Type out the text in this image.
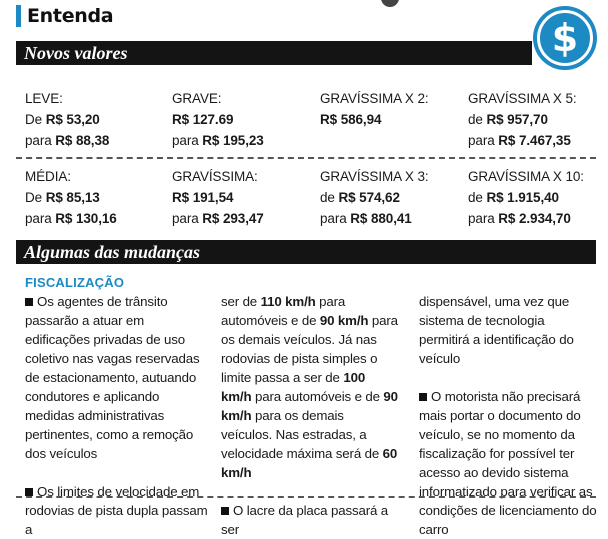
Entenda	$
Novos valores
LEVE:
De R$ 53,20
para R$ 88,38
GRAVE:
R$ 127.69
para R$ 195,23
GRAVÍSSIMA X 2:
R$ 586,94

GRAVÍSSIMA X 5:
de R$ 957,70
para R$ 7.467,35
MÉDIA:
De R$ 85,13
para R$ 130,16
GRAVÍSSIMA:
R$ 191,54
para R$ 293,47
GRAVÍSSIMA X 3:
de R$ 574,62
para R$ 880,41
GRAVÍSSIMA X 10:
de R$ 1.915,40
para R$ 2.934,70
Algumas das mudanças
FISCALIZAÇÃO

Os agentes de trânsito passarão a atuar em edificações privadas de uso coletivo nas vagas reservadas de estacionamento, autuando condutores e aplicando medidas administrativas pertinentes, como a remoção dos veículos

Os limites de velocidade em rodovias de pista dupla passam a

ser de 110 km/h para automóveis e de 90 km/h para os demais veículos. Já nas rodovias de pista simples o limite passa a ser de 100 km/h para automóveis e de 90 km/h para os demais veículos. Nas estradas, a velocidade máxima será de 60 km/h

O lacre da placa passará a ser

dispensável, uma vez que sistema de tecnologia permitirá a identificação do veículo

O motorista não precisará mais portar o documento do veículo, se no momento da fiscalização for possível ter acesso ao devido sistema informatizado para verificar as condições de licenciamento do carro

■ ■ ■ ■ ■

Report each line in the data that holds the word "pista".

Os limites de velocidade em rodovias de pista dupla passam a
ser de 110 km/h para automóveis e de 90 km/h para os demais veículos. Já nas rodovias de pista simples o limite passa a ser de 100 km/h para automóveis e de 90 km/h para os demais veículos. Nas estradas, a velocidade máxima será de 60 km/h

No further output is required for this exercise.